Exercise task: Transcribe the records that follow. Keep every word exactly, and drop the pictures.
[START OF Supplied data]
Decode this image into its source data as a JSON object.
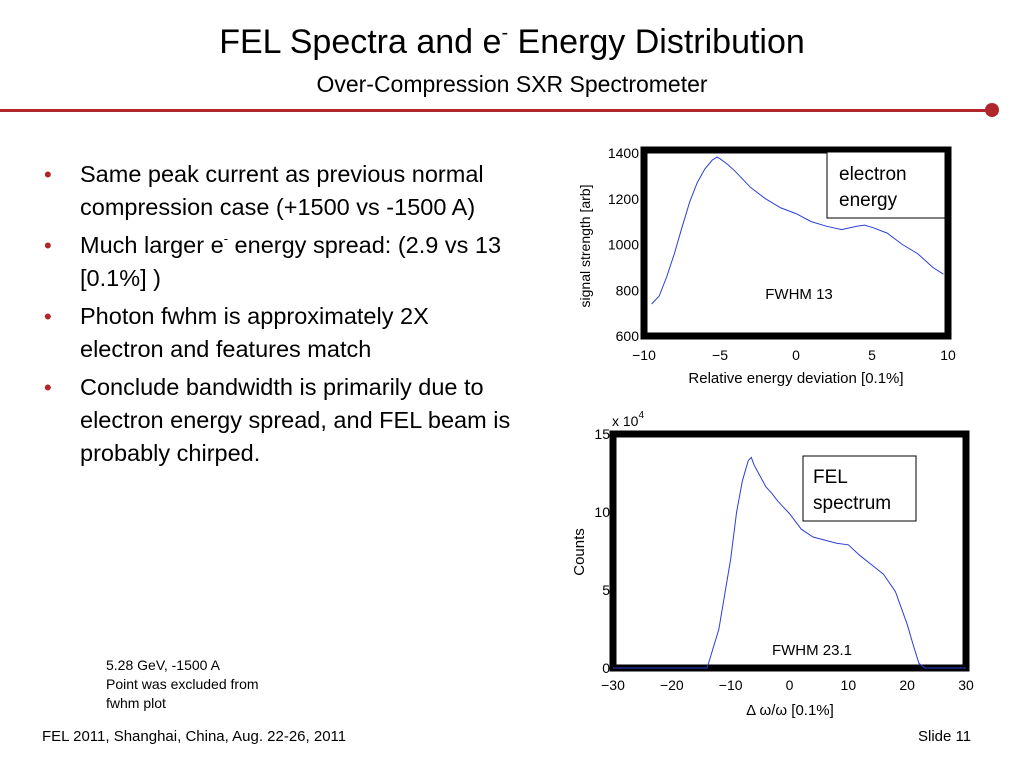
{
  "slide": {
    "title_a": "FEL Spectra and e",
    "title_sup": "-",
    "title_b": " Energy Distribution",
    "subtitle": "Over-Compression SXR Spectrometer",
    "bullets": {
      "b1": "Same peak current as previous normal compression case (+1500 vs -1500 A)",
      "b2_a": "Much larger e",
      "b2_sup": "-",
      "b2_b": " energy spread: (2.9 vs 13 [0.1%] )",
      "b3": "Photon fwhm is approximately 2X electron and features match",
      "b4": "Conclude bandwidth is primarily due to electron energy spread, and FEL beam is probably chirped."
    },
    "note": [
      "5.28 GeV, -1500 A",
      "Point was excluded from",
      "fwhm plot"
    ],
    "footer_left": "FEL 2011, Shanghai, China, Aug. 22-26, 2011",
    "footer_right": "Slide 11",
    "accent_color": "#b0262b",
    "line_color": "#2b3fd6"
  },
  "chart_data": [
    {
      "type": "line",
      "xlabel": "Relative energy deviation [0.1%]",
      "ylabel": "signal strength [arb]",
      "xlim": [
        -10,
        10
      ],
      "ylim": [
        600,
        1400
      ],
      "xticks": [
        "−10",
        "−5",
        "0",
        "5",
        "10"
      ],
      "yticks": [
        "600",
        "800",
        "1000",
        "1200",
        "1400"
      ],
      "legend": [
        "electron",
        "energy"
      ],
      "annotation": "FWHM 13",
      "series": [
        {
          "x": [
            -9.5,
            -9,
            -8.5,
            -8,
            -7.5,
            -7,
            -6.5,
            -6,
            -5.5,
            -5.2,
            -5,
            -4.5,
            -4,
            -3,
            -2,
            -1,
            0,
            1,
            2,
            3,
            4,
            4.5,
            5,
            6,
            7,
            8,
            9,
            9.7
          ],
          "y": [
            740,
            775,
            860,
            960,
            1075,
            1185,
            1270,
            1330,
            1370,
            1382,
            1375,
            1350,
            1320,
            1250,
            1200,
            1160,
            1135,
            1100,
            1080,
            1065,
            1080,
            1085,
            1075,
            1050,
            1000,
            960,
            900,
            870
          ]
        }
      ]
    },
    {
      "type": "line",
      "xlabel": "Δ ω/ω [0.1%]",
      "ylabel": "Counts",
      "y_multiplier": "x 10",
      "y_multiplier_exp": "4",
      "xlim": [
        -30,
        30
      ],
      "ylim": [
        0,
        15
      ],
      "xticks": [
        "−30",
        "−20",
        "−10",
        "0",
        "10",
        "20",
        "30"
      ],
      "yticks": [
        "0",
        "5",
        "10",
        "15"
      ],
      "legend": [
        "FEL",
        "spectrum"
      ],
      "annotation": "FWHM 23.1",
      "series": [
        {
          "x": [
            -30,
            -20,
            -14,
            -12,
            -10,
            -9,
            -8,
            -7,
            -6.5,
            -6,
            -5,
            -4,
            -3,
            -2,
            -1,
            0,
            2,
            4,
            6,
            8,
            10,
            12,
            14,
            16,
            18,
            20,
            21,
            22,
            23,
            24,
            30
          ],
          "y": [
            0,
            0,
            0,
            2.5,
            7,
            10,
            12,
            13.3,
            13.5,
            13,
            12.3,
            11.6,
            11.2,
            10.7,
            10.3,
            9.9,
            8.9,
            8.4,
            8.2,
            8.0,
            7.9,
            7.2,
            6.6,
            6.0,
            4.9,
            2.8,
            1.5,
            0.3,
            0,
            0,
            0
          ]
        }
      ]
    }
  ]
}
[END OF Supplied data]
Output:
Decode this image into its source data as a JSON object.
{
  "slide": {
    "title_a": "FEL Spectra and e",
    "title_sup": "-",
    "title_b": " Energy Distribution",
    "subtitle": "Over-Compression SXR Spectrometer",
    "bullets": {
      "b1": "Same peak current as previous normal compression case (+1500 vs -1500 A)",
      "b2_a": "Much larger e",
      "b2_sup": "-",
      "b2_b": " energy spread: (2.9 vs 13 [0.1%] )",
      "b3": "Photon fwhm is approximately 2X electron and features match",
      "b4": "Conclude bandwidth is primarily due to electron energy spread, and FEL beam is probably chirped."
    },
    "note": [
      "5.28 GeV, -1500 A",
      "Point was excluded from",
      "fwhm plot"
    ],
    "footer_left": "FEL 2011, Shanghai, China, Aug. 22-26, 2011",
    "footer_right": "Slide 11",
    "accent_color": "#b0262b",
    "line_color": "#2b3fd6"
  },
  "chart_data": [
    {
      "type": "line",
      "xlabel": "Relative energy deviation [0.1%]",
      "ylabel": "signal strength [arb]",
      "xlim": [
        -10,
        10
      ],
      "ylim": [
        600,
        1400
      ],
      "xticks": [
        "−10",
        "−5",
        "0",
        "5",
        "10"
      ],
      "yticks": [
        "600",
        "800",
        "1000",
        "1200",
        "1400"
      ],
      "legend": [
        "electron",
        "energy"
      ],
      "annotation": "FWHM 13",
      "series": [
        {
          "x": [
            -9.5,
            -9,
            -8.5,
            -8,
            -7.5,
            -7,
            -6.5,
            -6,
            -5.5,
            -5.2,
            -5,
            -4.5,
            -4,
            -3,
            -2,
            -1,
            0,
            1,
            2,
            3,
            4,
            4.5,
            5,
            6,
            7,
            8,
            9,
            9.7
          ],
          "y": [
            740,
            775,
            860,
            960,
            1075,
            1185,
            1270,
            1330,
            1370,
            1382,
            1375,
            1350,
            1320,
            1250,
            1200,
            1160,
            1135,
            1100,
            1080,
            1065,
            1080,
            1085,
            1075,
            1050,
            1000,
            960,
            900,
            870
          ]
        }
      ]
    },
    {
      "type": "line",
      "xlabel": "Δ ω/ω [0.1%]",
      "ylabel": "Counts",
      "y_multiplier": "x 10",
      "y_multiplier_exp": "4",
      "xlim": [
        -30,
        30
      ],
      "ylim": [
        0,
        15
      ],
      "xticks": [
        "−30",
        "−20",
        "−10",
        "0",
        "10",
        "20",
        "30"
      ],
      "yticks": [
        "0",
        "5",
        "10",
        "15"
      ],
      "legend": [
        "FEL",
        "spectrum"
      ],
      "annotation": "FWHM 23.1",
      "series": [
        {
          "x": [
            -30,
            -20,
            -14,
            -12,
            -10,
            -9,
            -8,
            -7,
            -6.5,
            -6,
            -5,
            -4,
            -3,
            -2,
            -1,
            0,
            2,
            4,
            6,
            8,
            10,
            12,
            14,
            16,
            18,
            20,
            21,
            22,
            23,
            24,
            30
          ],
          "y": [
            0,
            0,
            0,
            2.5,
            7,
            10,
            12,
            13.3,
            13.5,
            13,
            12.3,
            11.6,
            11.2,
            10.7,
            10.3,
            9.9,
            8.9,
            8.4,
            8.2,
            8.0,
            7.9,
            7.2,
            6.6,
            6.0,
            4.9,
            2.8,
            1.5,
            0.3,
            0,
            0,
            0
          ]
        }
      ]
    }
  ]
}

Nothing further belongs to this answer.